#### PROBLEM STATEMENT
Scan the listing that follows and report how many lines contain "label". Write the number alone.
= = = =
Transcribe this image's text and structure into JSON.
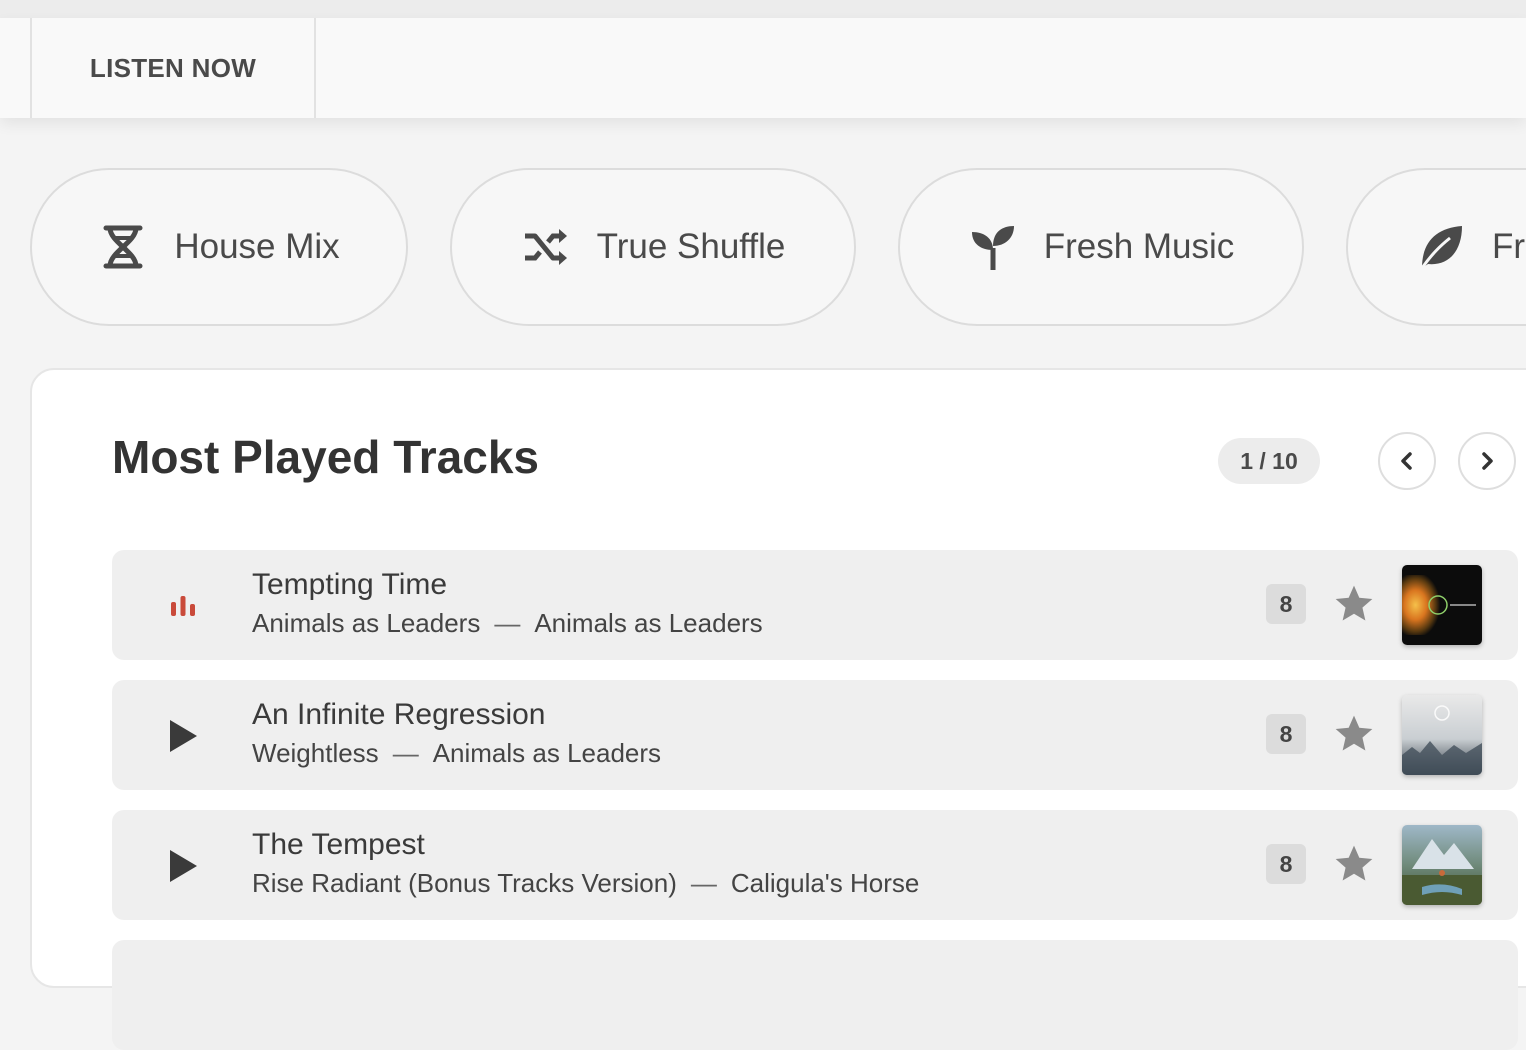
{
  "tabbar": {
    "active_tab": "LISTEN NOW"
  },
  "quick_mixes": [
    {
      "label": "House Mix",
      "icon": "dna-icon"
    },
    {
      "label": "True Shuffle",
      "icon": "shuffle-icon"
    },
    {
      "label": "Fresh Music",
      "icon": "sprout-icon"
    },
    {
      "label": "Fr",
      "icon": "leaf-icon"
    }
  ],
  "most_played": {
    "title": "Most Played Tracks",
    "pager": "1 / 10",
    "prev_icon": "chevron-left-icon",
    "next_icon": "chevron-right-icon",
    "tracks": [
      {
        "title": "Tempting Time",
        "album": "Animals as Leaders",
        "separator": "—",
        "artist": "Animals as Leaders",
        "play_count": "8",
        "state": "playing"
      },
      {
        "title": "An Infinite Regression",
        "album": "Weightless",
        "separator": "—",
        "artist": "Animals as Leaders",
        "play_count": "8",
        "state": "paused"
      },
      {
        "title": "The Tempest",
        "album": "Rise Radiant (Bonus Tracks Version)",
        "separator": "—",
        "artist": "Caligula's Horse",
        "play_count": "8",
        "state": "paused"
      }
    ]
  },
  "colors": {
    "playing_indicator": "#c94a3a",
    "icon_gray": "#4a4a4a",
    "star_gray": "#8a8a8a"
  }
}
= = = =
#### TASK ANSWER
4